Ceci ne veut pas dire qu’il nous faut abandonner les pratiques de la culture de la sécurité pour adhérer à une définition stricte d’augmentation de l’autonomie individuelle. Il s’agit simplement de pointer du doigt qu’il y a une tension entre la création préfigurative de l’autonomie et le besoin de nous protéger des menaces à notre capacité à militer. La culture de la sécurité implique en partie de manier du pouvoir sur les autres, et nous devons le reconnaître et faire ce que nous pouvons pour en minimiser les effets négatifs et à quel point on l’utilise ou en tout cas faire en sorte que chaque cas présente une bonne justification.
Les pathologies
Ce qui suit est une description des quelques manières générales que des cultures de la sécurité sont appliquées de manières pathologiques.
Pathologie 1 : renforcer les préférences de l’endogroupe
La première application pathologique de la culture de la sécurité c’est quand elle est utilisée pour créer, renforcer, et justifier des préférences pour un endogroupe.[3]
Il y a une confusion qui est faite entre « sûreté » et « sécurité » pas juste en termes d’intention mais dans comment les mots sont utilisés. La différence entre ces deux mots est bien plus évidente en anglais qu’en allemand où les deux sont regroupés sous Sicherheit. Leur utilisation en allemand fait que « sécurisé » signifie le fait d’être dans un état de protection actuelle, ou en tout cas pertinente aux dangers originaux. Tandis que « sûre » ou safe signifie être libre de toute choses qui causent un sentiment d’être blessé ou heurté (réellement ou perçus comme tel) même si parfois c’est utilisé pour signifier le fait d’être libre d’un inconfort psychologique ou émotionnel. Cette confusion mène à des accusations de lacunes de sécurité à cause d’un sentiment d’absence de sûreté.

▶ [Informations extraites]

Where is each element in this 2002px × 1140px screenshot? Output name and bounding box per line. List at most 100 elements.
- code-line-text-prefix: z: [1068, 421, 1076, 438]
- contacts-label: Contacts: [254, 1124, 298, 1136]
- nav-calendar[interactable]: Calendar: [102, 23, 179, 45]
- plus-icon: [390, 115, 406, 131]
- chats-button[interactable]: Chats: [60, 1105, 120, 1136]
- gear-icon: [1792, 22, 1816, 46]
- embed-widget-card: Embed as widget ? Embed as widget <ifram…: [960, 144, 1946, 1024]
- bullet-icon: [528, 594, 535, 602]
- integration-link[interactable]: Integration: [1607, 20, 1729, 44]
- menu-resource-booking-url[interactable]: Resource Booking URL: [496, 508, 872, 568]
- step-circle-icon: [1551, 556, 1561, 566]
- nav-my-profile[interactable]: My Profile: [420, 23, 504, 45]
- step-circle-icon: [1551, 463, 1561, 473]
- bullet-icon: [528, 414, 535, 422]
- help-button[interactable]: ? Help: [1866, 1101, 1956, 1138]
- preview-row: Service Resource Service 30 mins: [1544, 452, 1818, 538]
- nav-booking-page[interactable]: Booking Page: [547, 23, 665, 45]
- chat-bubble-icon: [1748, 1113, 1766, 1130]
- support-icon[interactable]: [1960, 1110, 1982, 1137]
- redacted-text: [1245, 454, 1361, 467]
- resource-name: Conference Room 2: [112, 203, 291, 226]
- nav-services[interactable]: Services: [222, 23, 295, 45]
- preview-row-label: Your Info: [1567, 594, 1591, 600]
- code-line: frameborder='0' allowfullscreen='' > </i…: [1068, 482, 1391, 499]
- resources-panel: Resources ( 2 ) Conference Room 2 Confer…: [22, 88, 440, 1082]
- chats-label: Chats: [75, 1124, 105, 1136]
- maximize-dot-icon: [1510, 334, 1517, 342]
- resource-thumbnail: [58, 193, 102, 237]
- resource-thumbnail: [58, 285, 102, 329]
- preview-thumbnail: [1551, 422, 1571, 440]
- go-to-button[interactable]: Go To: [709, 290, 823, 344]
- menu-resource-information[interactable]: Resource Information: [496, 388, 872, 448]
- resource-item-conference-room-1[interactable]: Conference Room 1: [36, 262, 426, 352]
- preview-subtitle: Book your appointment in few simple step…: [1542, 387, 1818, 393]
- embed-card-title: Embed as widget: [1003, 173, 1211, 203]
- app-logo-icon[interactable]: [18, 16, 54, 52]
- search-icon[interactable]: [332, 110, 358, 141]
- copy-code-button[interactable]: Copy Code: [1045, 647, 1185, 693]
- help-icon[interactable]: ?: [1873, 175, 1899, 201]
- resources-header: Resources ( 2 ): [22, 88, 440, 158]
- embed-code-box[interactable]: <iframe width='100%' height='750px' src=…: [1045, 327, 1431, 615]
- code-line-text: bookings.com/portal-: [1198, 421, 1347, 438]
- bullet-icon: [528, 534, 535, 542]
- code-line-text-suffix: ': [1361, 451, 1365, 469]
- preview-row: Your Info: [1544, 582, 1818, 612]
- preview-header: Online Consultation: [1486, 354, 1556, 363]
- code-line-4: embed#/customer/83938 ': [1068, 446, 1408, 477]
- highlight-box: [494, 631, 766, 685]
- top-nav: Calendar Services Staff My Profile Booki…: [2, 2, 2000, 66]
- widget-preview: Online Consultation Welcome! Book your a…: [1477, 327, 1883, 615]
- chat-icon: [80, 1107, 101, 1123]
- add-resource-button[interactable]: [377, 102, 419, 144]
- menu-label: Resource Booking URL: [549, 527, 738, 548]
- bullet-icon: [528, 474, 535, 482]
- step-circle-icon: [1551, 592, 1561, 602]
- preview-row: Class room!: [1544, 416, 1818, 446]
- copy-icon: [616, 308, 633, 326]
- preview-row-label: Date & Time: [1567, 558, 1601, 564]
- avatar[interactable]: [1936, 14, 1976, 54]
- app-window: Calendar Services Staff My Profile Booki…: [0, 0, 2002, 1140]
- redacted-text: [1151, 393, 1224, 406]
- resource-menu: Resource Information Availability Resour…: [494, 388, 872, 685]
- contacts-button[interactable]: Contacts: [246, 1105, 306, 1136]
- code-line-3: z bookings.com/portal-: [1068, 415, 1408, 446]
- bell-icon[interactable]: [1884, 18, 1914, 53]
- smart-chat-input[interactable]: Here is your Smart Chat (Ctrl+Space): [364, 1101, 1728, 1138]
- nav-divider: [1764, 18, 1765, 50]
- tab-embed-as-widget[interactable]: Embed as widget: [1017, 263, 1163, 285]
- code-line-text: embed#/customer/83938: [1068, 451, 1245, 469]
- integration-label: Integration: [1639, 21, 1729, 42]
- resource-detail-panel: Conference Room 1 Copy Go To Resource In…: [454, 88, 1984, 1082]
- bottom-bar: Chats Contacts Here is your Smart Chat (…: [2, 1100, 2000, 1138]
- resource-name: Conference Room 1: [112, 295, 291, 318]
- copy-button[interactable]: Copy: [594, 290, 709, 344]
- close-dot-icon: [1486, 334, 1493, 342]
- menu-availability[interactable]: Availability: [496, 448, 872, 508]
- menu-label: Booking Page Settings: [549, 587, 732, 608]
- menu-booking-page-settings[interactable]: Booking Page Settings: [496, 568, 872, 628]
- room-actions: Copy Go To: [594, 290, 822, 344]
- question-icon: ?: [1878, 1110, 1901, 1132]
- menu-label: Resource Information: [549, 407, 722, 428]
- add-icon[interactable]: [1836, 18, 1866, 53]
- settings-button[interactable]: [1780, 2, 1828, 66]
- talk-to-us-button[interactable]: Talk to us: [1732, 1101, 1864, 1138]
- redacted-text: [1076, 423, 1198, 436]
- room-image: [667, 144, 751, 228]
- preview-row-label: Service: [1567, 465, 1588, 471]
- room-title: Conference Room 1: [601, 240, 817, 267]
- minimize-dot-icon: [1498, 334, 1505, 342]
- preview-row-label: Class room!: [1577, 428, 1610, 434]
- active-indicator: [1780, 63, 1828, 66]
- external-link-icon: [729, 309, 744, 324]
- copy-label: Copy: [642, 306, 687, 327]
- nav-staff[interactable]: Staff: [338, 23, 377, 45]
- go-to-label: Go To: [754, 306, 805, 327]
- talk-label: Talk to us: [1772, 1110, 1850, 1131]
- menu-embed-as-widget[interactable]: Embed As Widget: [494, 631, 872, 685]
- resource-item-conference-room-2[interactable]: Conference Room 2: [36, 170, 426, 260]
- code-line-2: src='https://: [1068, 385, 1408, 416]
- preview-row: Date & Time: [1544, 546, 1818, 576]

▶ [Travail à faire]
1. Reproduisez fidèlement le passage du texte sur la culture de la sécurité situé entre « Ceci ne veut » et « une bonne justification. », ces deux extrémités comprises.
2. Relevez dans le texte sur la culture de la sécurité tous les mots placés entre guillemets « ».

▶ [Corrigé des exercices]
1.
Ceci ne veut pas dire qu’il nous faut abandonner les pratiques de la culture de la sécurité pour adhérer à une définition stricte d’augmentation de l’autonomie individuelle. Il s’agit simplement de pointer du doigt qu’il y a une tension entre la création préfigurative de l’autonomie et le besoin de nous protéger des menaces à notre capacité à militer. La culture de la sécurité implique en partie de manier du pouvoir sur les autres, et nous devons le reconnaître et faire ce que nous pouvons pour en minimiser les effets négatifs et à quel point on l’utilise ou en tout cas faire en sorte que chaque cas présente une bonne justification.

2. sûreté, sécurité, sécurisé, sûre